Data listing -
· · · · · · ·

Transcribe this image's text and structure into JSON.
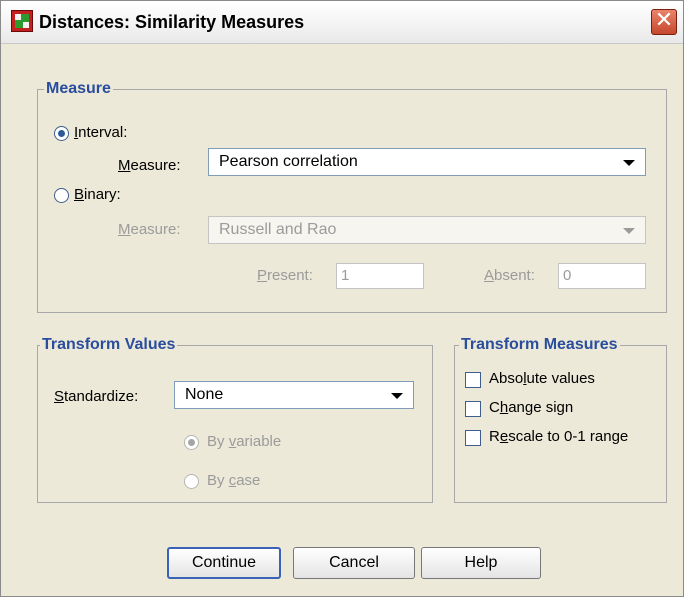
{
  "window": {
    "title": "Distances: Similarity Measures"
  },
  "measure_group": {
    "title": "Measure",
    "interval": {
      "label_u": "I",
      "label_rest": "nterval:",
      "measure_label_u": "M",
      "measure_label_rest": "easure:",
      "measure_value": "Pearson correlation",
      "selected": true
    },
    "binary": {
      "label_u": "B",
      "label_rest": "inary:",
      "measure_label_u": "M",
      "measure_label_rest": "easure:",
      "measure_value": "Russell and Rao",
      "selected": false,
      "present_label_u": "P",
      "present_label_rest": "resent:",
      "present_value": "1",
      "absent_label_u": "A",
      "absent_label_rest": "bsent:",
      "absent_value": "0"
    }
  },
  "transform_values": {
    "title": "Transform Values",
    "standardize_label_u": "S",
    "standardize_label_rest": "tandardize:",
    "standardize_value": "None",
    "by_variable_pre": "By ",
    "by_variable_u": "v",
    "by_variable_rest": "ariable",
    "by_case_pre": "By ",
    "by_case_u": "c",
    "by_case_rest": "ase"
  },
  "transform_measures": {
    "title": "Transform Measures",
    "absolute_pre": "Abso",
    "absolute_u": "l",
    "absolute_rest": "ute values",
    "change_pre": "C",
    "change_u": "h",
    "change_rest": "ange sign",
    "rescale_pre": "R",
    "rescale_u": "e",
    "rescale_rest": "scale to 0-1 range"
  },
  "buttons": {
    "continue": "Continue",
    "cancel": "Cancel",
    "help": "Help"
  }
}
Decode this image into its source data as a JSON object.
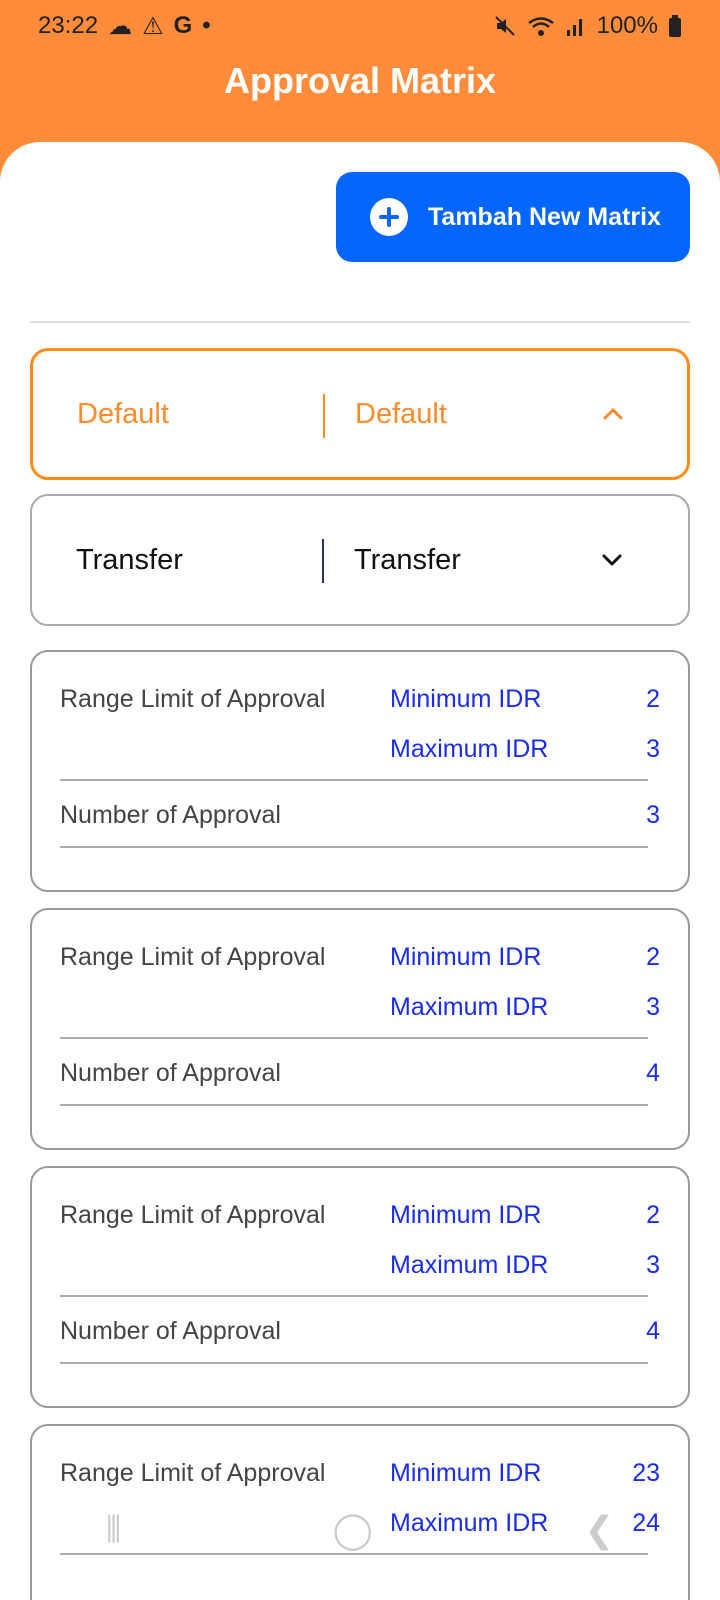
{
  "status_bar": {
    "time": "23:22",
    "left_icons": [
      "cloud-icon",
      "warning-icon",
      "google-icon",
      "dot-icon"
    ],
    "battery": "100%",
    "right_icons": [
      "mute-icon",
      "wifi-icon",
      "signal-icon",
      "battery-icon"
    ]
  },
  "header": {
    "title": "Approval Matrix"
  },
  "actions": {
    "add_label": "Tambah New Matrix"
  },
  "colors": {
    "brand": "#ff8c3a",
    "accent": "#0565ff",
    "value_blue": "#1a2cf0",
    "active_border": "#ff8c1a"
  },
  "selectors": [
    {
      "left": "Default",
      "right": "Default",
      "state": "expanded",
      "icon": "chevron-up-icon"
    },
    {
      "left": "Transfer",
      "right": "Transfer",
      "state": "collapsed",
      "icon": "chevron-down-icon"
    }
  ],
  "labels": {
    "range": "Range Limit of Approval",
    "min": "Minimum IDR",
    "max": "Maximum IDR",
    "number": "Number of Approval"
  },
  "cards": [
    {
      "min": "2",
      "max": "3",
      "number": "3"
    },
    {
      "min": "2",
      "max": "3",
      "number": "4"
    },
    {
      "min": "2",
      "max": "3",
      "number": "4"
    },
    {
      "min": "23",
      "max": "24",
      "number": ""
    }
  ],
  "nav_bar": {
    "icons": [
      "recent-apps-icon",
      "home-icon",
      "back-icon"
    ],
    "glyphs": [
      "⦀",
      "◯",
      "❮"
    ]
  }
}
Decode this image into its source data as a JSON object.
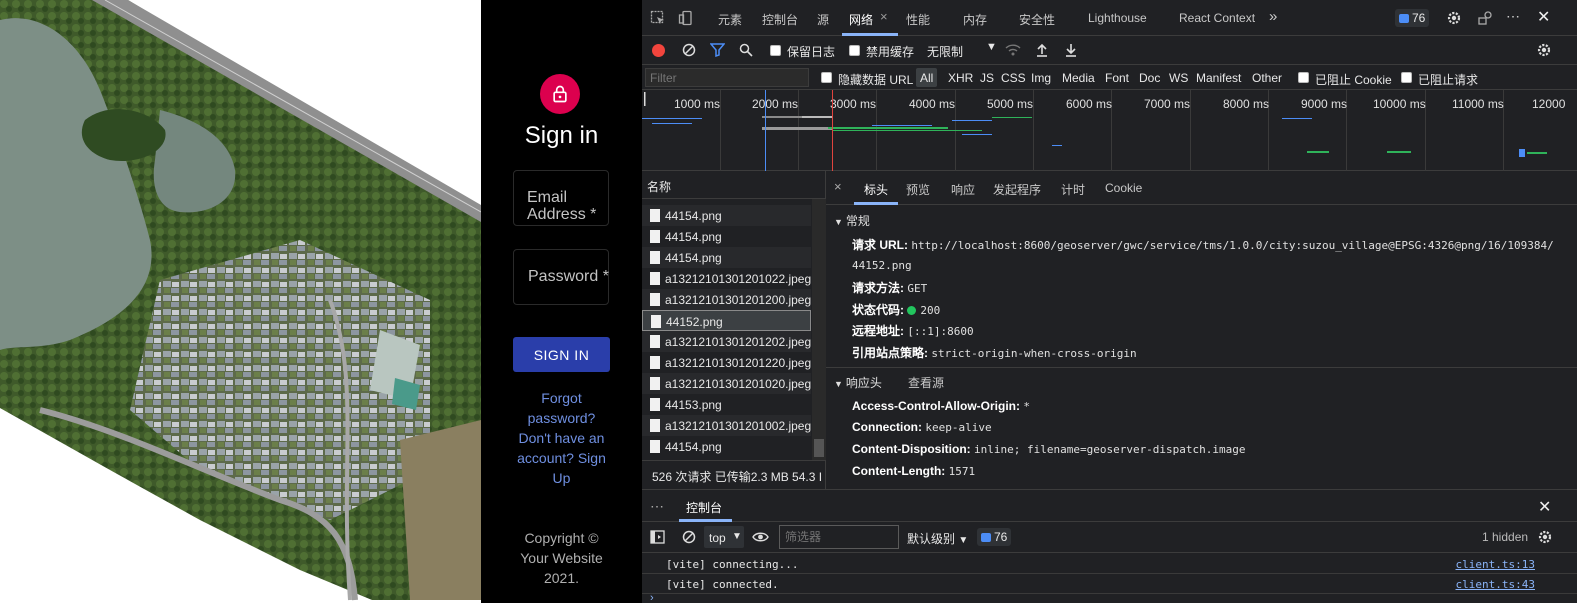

· · · · · · ·

Problem details -
Without the images, write out each line of the data verbatim.

Result of the task -
Transcribe this image's text and structure into JSON.
{
  "window": {
    "title": "Distances: Similarity Measures"
  },
  "measure_group": {
    "title": "Measure",
    "interval": {
      "label_u": "I",
      "label_rest": "nterval:",
      "measure_label_u": "M",
      "measure_label_rest": "easure:",
      "measure_value": "Pearson correlation",
      "selected": true
    },
    "binary": {
      "label_u": "B",
      "label_rest": "inary:",
      "measure_label_u": "M",
      "measure_label_rest": "easure:",
      "measure_value": "Russell and Rao",
      "selected": false,
      "present_label_u": "P",
      "present_label_rest": "resent:",
      "present_value": "1",
      "absent_label_u": "A",
      "absent_label_rest": "bsent:",
      "absent_value": "0"
    }
  },
  "transform_values": {
    "title": "Transform Values",
    "standardize_label_u": "S",
    "standardize_label_rest": "tandardize:",
    "standardize_value": "None",
    "by_variable_pre": "By ",
    "by_variable_u": "v",
    "by_variable_rest": "ariable",
    "by_case_pre": "By ",
    "by_case_u": "c",
    "by_case_rest": "ase"
  },
  "transform_measures": {
    "title": "Transform Measures",
    "absolute_pre": "Abso",
    "absolute_u": "l",
    "absolute_rest": "ute values",
    "change_pre": "C",
    "change_u": "h",
    "change_rest": "ange sign",
    "rescale_pre": "R",
    "rescale_u": "e",
    "rescale_rest": "scale to 0-1 range"
  },
  "buttons": {
    "continue": "Continue",
    "cancel": "Cancel",
    "help": "Help"
  }
}
Decode this image into its source data as a JSON object.
{
  "status_bar": {
    "time": "23:22",
    "left_icons": [
      "cloud-icon",
      "warning-icon",
      "google-icon",
      "dot-icon"
    ],
    "battery": "100%",
    "right_icons": [
      "mute-icon",
      "wifi-icon",
      "signal-icon",
      "battery-icon"
    ]
  },
  "header": {
    "title": "Approval Matrix"
  },
  "actions": {
    "add_label": "Tambah New Matrix"
  },
  "colors": {
    "brand": "#ff8c3a",
    "accent": "#0565ff",
    "value_blue": "#1a2cf0",
    "active_border": "#ff8c1a"
  },
  "selectors": [
    {
      "left": "Default",
      "right": "Default",
      "state": "expanded",
      "icon": "chevron-up-icon"
    },
    {
      "left": "Transfer",
      "right": "Transfer",
      "state": "collapsed",
      "icon": "chevron-down-icon"
    }
  ],
  "labels": {
    "range": "Range Limit of Approval",
    "min": "Minimum IDR",
    "max": "Maximum IDR",
    "number": "Number of Approval"
  },
  "cards": [
    {
      "min": "2",
      "max": "3",
      "number": "3"
    },
    {
      "min": "2",
      "max": "3",
      "number": "4"
    },
    {
      "min": "2",
      "max": "3",
      "number": "4"
    },
    {
      "min": "23",
      "max": "24",
      "number": ""
    }
  ],
  "nav_bar": {
    "icons": [
      "recent-apps-icon",
      "home-icon",
      "back-icon"
    ],
    "glyphs": [
      "⦀",
      "◯",
      "❮"
    ]
  }
}
Decode this image into its source data as a JSON object.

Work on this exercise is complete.